TASK PROMPT:
Repeat the records below exactly.

-- Start RECORD EXTRACTS --

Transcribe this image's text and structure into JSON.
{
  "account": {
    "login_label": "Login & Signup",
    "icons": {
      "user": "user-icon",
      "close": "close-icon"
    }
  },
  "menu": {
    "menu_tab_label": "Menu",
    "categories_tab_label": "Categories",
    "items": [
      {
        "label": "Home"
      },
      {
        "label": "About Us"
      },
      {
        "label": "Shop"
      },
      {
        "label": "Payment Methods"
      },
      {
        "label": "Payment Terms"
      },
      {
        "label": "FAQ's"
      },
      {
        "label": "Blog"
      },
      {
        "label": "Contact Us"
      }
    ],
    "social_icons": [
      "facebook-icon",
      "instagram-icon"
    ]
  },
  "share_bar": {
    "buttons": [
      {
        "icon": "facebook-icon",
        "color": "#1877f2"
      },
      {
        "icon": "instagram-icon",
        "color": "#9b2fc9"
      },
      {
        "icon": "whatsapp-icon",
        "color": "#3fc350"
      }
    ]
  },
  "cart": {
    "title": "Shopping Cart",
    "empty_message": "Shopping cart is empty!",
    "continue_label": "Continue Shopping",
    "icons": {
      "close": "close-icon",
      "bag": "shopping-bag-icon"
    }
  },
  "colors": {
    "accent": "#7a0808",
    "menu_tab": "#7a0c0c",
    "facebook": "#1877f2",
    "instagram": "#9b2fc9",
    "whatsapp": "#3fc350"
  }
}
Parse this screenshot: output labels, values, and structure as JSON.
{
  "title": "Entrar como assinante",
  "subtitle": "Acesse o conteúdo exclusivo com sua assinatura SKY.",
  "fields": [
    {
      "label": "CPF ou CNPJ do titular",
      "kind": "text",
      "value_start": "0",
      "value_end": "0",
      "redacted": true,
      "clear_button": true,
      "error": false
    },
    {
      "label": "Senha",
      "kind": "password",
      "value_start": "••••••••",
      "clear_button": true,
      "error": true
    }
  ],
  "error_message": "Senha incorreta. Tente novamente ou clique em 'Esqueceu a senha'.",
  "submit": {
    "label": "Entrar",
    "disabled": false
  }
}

-- End RECORD EXTRACTS --

FINISHED EXERCISE:
Transcribe this image's text and structure into JSON.
{
  "account": {
    "login_label": "Login & Signup",
    "icons": {
      "user": "user-icon",
      "close": "close-icon"
    }
  },
  "menu": {
    "menu_tab_label": "Menu",
    "categories_tab_label": "Categories",
    "items": [
      {
        "label": "Home"
      },
      {
        "label": "About Us"
      },
      {
        "label": "Shop"
      },
      {
        "label": "Payment Methods"
      },
      {
        "label": "Payment Terms"
      },
      {
        "label": "FAQ's"
      },
      {
        "label": "Blog"
      },
      {
        "label": "Contact Us"
      }
    ],
    "social_icons": [
      "facebook-icon",
      "instagram-icon"
    ]
  },
  "share_bar": {
    "buttons": [
      {
        "icon": "facebook-icon",
        "color": "#1877f2"
      },
      {
        "icon": "instagram-icon",
        "color": "#9b2fc9"
      },
      {
        "icon": "whatsapp-icon",
        "color": "#3fc350"
      }
    ]
  },
  "cart": {
    "title": "Shopping Cart",
    "empty_message": "Shopping cart is empty!",
    "continue_label": "Continue Shopping",
    "icons": {
      "close": "close-icon",
      "bag": "shopping-bag-icon"
    }
  },
  "colors": {
    "accent": "#7a0808",
    "menu_tab": "#7a0c0c",
    "facebook": "#1877f2",
    "instagram": "#9b2fc9",
    "whatsapp": "#3fc350"
  }
}
Parse this screenshot: output labels, values, and structure as JSON.
{
  "title": "Entrar como assinante",
  "subtitle": "Acesse o conteúdo exclusivo com sua assinatura SKY.",
  "fields": [
    {
      "label": "CPF ou CNPJ do titular",
      "kind": "text",
      "value_start": "0",
      "value_end": "0",
      "redacted": true,
      "clear_button": true,
      "error": false
    },
    {
      "label": "Senha",
      "kind": "password",
      "value_start": "••••••••",
      "clear_button": true,
      "error": true
    }
  ],
  "error_message": "Senha incorreta. Tente novamente ou clique em 'Esqueceu a senha'.",
  "submit": {
    "label": "Entrar",
    "disabled": false
  }
}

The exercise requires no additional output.